++++ Available records ++++

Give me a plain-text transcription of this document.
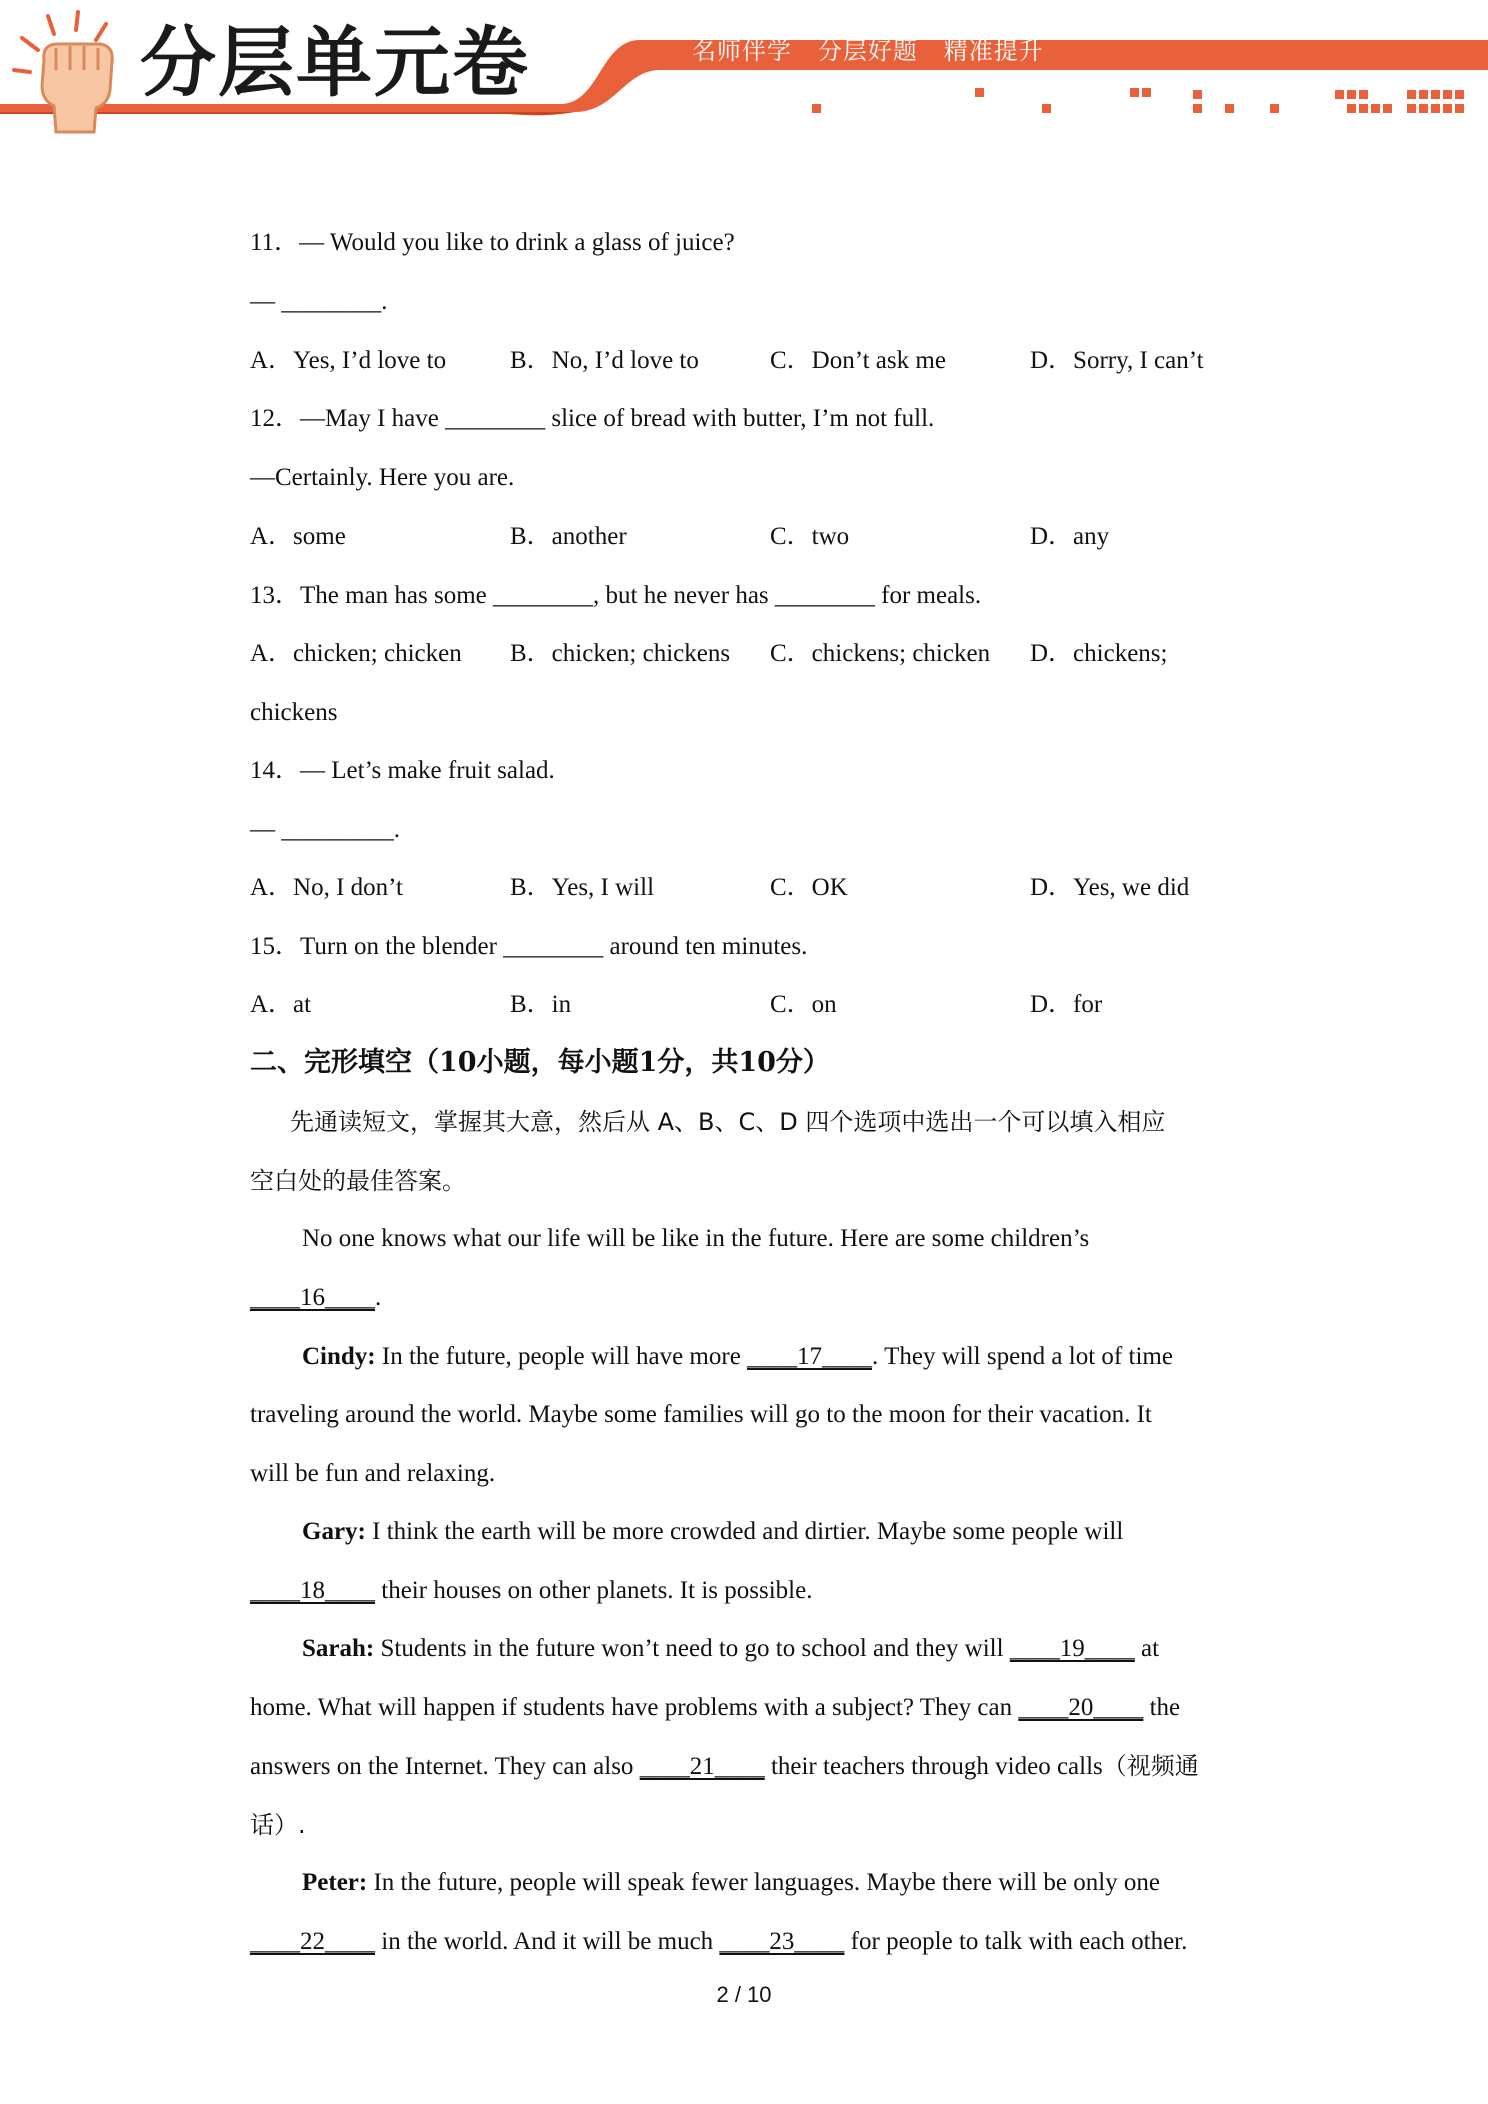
分层单元卷	名师伴学   分层好题   精准提升
11．— Would you like to drink a glass of juice?
— ________.
A．Yes, I’d love to	B．No, I’d love to	C．Don’t ask me	D．Sorry, I can’t
12．—May I have ________ slice of bread with butter, I’m not full.
—Certainly. Here you are.
A．some	B．another	C．two	D．any
13．The man has some ________, but he never has ________ for meals.
A．chicken; chicken B．chicken; chickens C．chickens; chicken D．chickens;
chickens
14．— Let’s make fruit salad.
— _________.
A．No, I don’t	B．Yes, I will	C．OK	D．Yes, we did
15．Turn on the blender ________ around ten minutes.
A．at	B．in	C．on	D．for
二、完形填空（10小题，每小题1分，共10分）
先通读短文，掌握其大意，然后从 A、B、C、D 四个选项中选出一个可以填入相应
空白处的最佳答案。
No one knows what our life will be like in the future. Here are some children’s
____16____.
Cindy: In the future, people will have more ____17____. They will spend a lot of time
traveling around the world. Maybe some families will go to the moon for their vacation. It
will be fun and relaxing.
Gary: I think the earth will be more crowded and dirtier. Maybe some people will
____18____ their houses on other planets. It is possible.
Sarah: Students in the future won’t need to go to school and they will ____19____ at
home. What will happen if students have problems with a subject? They can ____20____ the
answers on the Internet. They can also ____21____ their teachers through video calls（视频通
话）.
Peter: In the future, people will speak fewer languages. Maybe there will be only one
____22____ in the world. And it will be much ____23____ for people to talk with each other.
2 / 10
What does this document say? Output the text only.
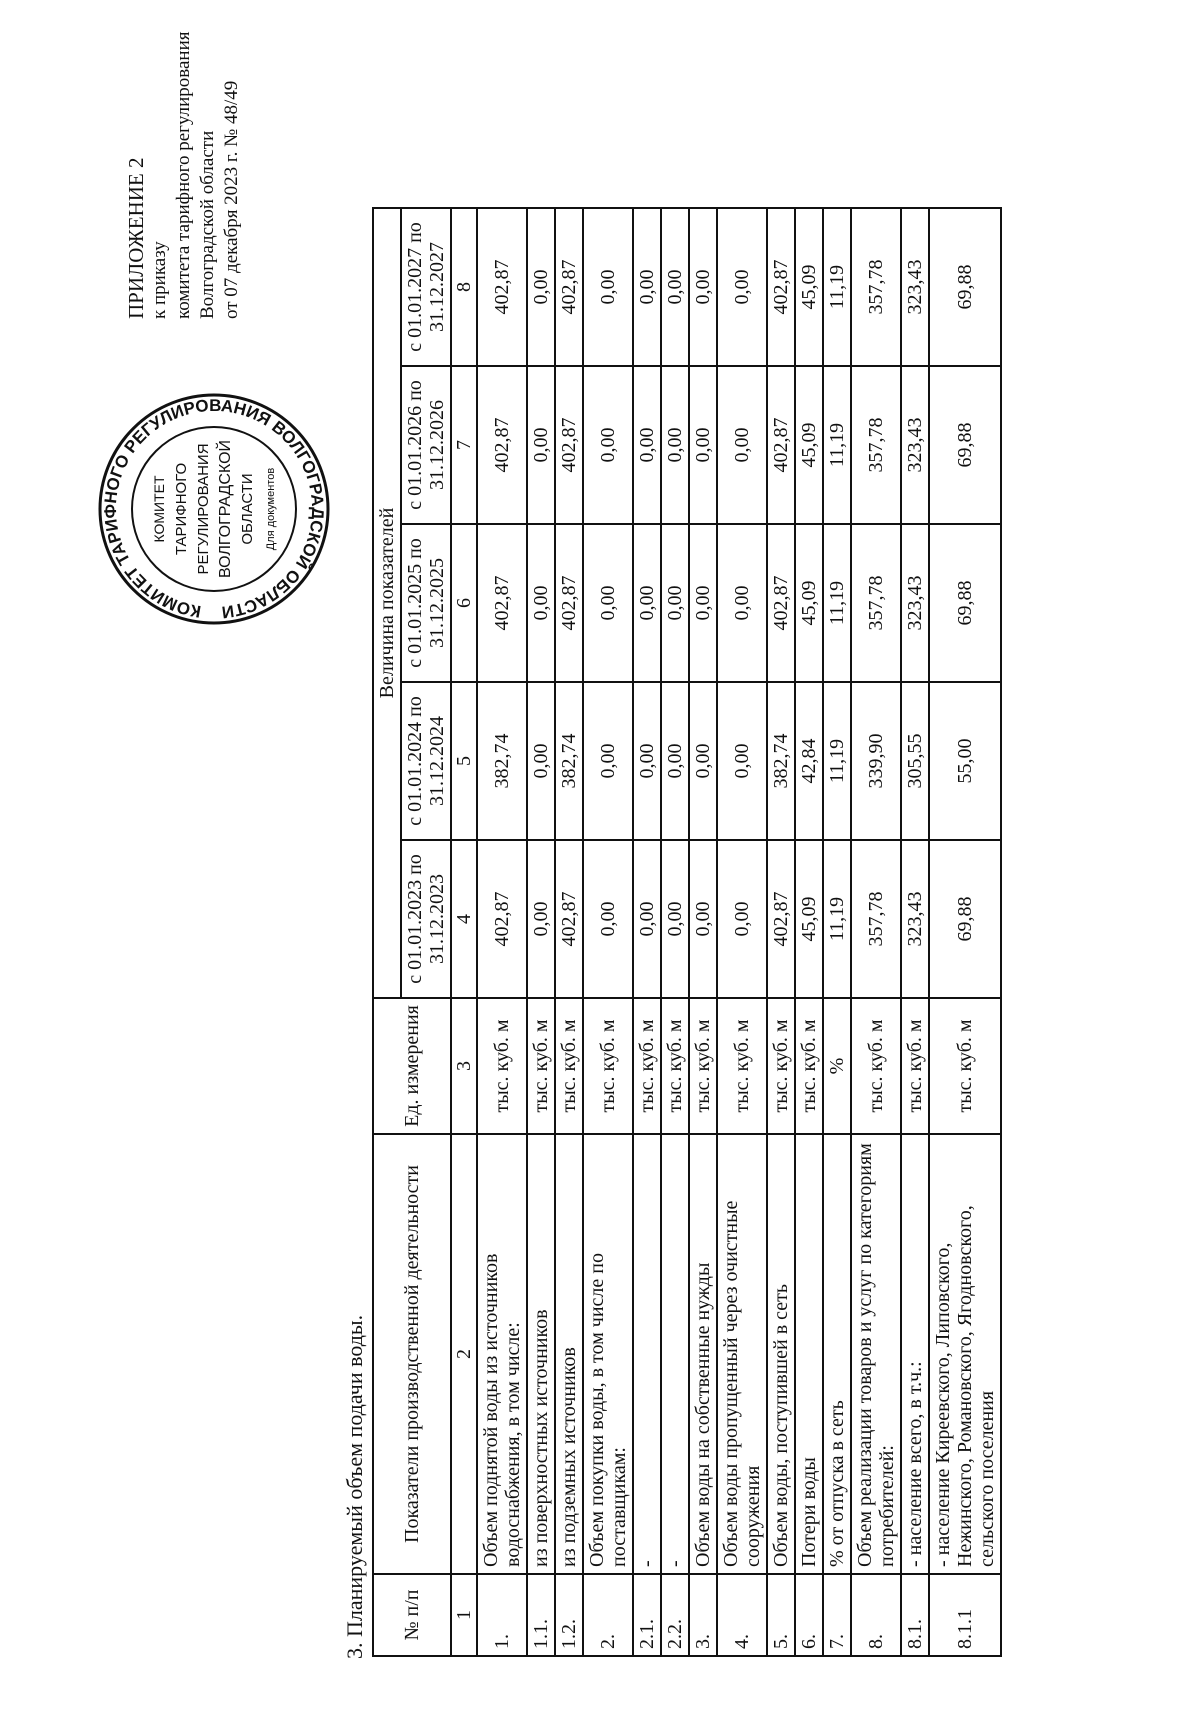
КОМИТЕТ ТАРИФНОГО РЕГУЛИРОВАНИЯ ВОЛГОГРАДСКОЙ ОБЛАСТИ
КОМИТЕТ ТАРИФНОГО РЕГУЛИРОВАНИЯ ВОЛГОГРАДСКОЙ ОБЛАСТИ Для документов
ПРИЛОЖЕНИЕ 2 к приказу комитета тарифного регулирования Волгоградской области от 07 декабря 2023 г. № 48/49
3. Планируемый объем подачи воды. № п/п	Показатели производственной деятельности	Ед. измерения	Величина показателей				
			с 01.01.2023 по 31.12.2023	с 01.01.2024 по 31.12.2024	с 01.01.2025 по 31.12.2025	с 01.01.2026 по 31.12.2026	с 01.01.2027 по 31.12.2027
1	2	3	4	5	6	7	8
1.	Объем поднятой воды из источников водоснабжения, в том числе:	тыс. куб. м	402,87	382,74	402,87	402,87	402,87
1.1.	из поверхностных источников	тыс. куб. м	0,00	0,00	0,00	0,00	0,00
1.2.	из подземных источников	тыс. куб. м	402,87	382,74	402,87	402,87	402,87
2.	Объем покупки воды, в том числе по поставщикам:	тыс. куб. м	0,00	0,00	0,00	0,00	0,00
2.1.	-	тыс. куб. м	0,00	0,00	0,00	0,00	0,00
2.2.	-	тыс. куб. м	0,00	0,00	0,00	0,00	0,00
3.	Объем воды на собственные нужды	тыс. куб. м	0,00	0,00	0,00	0,00	0,00
4.	Объем воды пропущенный через очистные сооружения	тыс. куб. м	0,00	0,00	0,00	0,00	0,00
5.	Объем воды, поступившей в сеть	тыс. куб. м	402,87	382,74	402,87	402,87	402,87
6.	Потери воды	тыс. куб. м	45,09	42,84	45,09	45,09	45,09
7.	% от отпуска в сеть	%	11,19	11,19	11,19	11,19	11,19
8.	Объем реализации товаров и услуг по категориям потребителей:	тыс. куб. м	357,78	339,90	357,78	357,78	357,78
8.1.	- население всего, в т.ч.:	тыс. куб. м	323,43	305,55	323,43	323,43	323,43
8.1.1	- население Киреевского, Липовского, Нежинского, Романовского, Ягодновского, сельского поселения	тыс. куб. м	69,88	55,00	69,88	69,88	69,88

++++

Exercise directions -> Take the records above from the line with "What does this" down to their last line and please copy those lines exactly, without the pictures.

Solved exercise ->
What does this document say? Output the text only.
КОМИТЕТ ТАРИФНОГО РЕГУЛИРОВАНИЯ ВОЛГОГРАДСКОЙ ОБЛАСТИ
КОМИТЕТ ТАРИФНОГО РЕГУЛИРОВАНИЯ ВОЛГОГРАДСКОЙ ОБЛАСТИ Для документов
ПРИЛОЖЕНИЕ 2 к приказу комитета тарифного регулирования Волгоградской области от 07 декабря 2023 г. № 48/49
3. Планируемый объем подачи воды. № п/п	Показатели производственной деятельности	Ед. измерения	Величина показателей				
			с 01.01.2023 по 31.12.2023	с 01.01.2024 по 31.12.2024	с 01.01.2025 по 31.12.2025	с 01.01.2026 по 31.12.2026	с 01.01.2027 по 31.12.2027
1	2	3	4	5	6	7	8
1.	Объем поднятой воды из источников водоснабжения, в том числе:	тыс. куб. м	402,87	382,74	402,87	402,87	402,87
1.1.	из поверхностных источников	тыс. куб. м	0,00	0,00	0,00	0,00	0,00
1.2.	из подземных источников	тыс. куб. м	402,87	382,74	402,87	402,87	402,87
2.	Объем покупки воды, в том числе по поставщикам:	тыс. куб. м	0,00	0,00	0,00	0,00	0,00
2.1.	-	тыс. куб. м	0,00	0,00	0,00	0,00	0,00
2.2.	-	тыс. куб. м	0,00	0,00	0,00	0,00	0,00
3.	Объем воды на собственные нужды	тыс. куб. м	0,00	0,00	0,00	0,00	0,00
4.	Объем воды пропущенный через очистные сооружения	тыс. куб. м	0,00	0,00	0,00	0,00	0,00
5.	Объем воды, поступившей в сеть	тыс. куб. м	402,87	382,74	402,87	402,87	402,87
6.	Потери воды	тыс. куб. м	45,09	42,84	45,09	45,09	45,09
7.	% от отпуска в сеть	%	11,19	11,19	11,19	11,19	11,19
8.	Объем реализации товаров и услуг по категориям потребителей:	тыс. куб. м	357,78	339,90	357,78	357,78	357,78
8.1.	- население всего, в т.ч.:	тыс. куб. м	323,43	305,55	323,43	323,43	323,43
8.1.1	- население Киреевского, Липовского, Нежинского, Романовского, Ягодновского, сельского поселения	тыс. куб. м	69,88	55,00	69,88	69,88	69,88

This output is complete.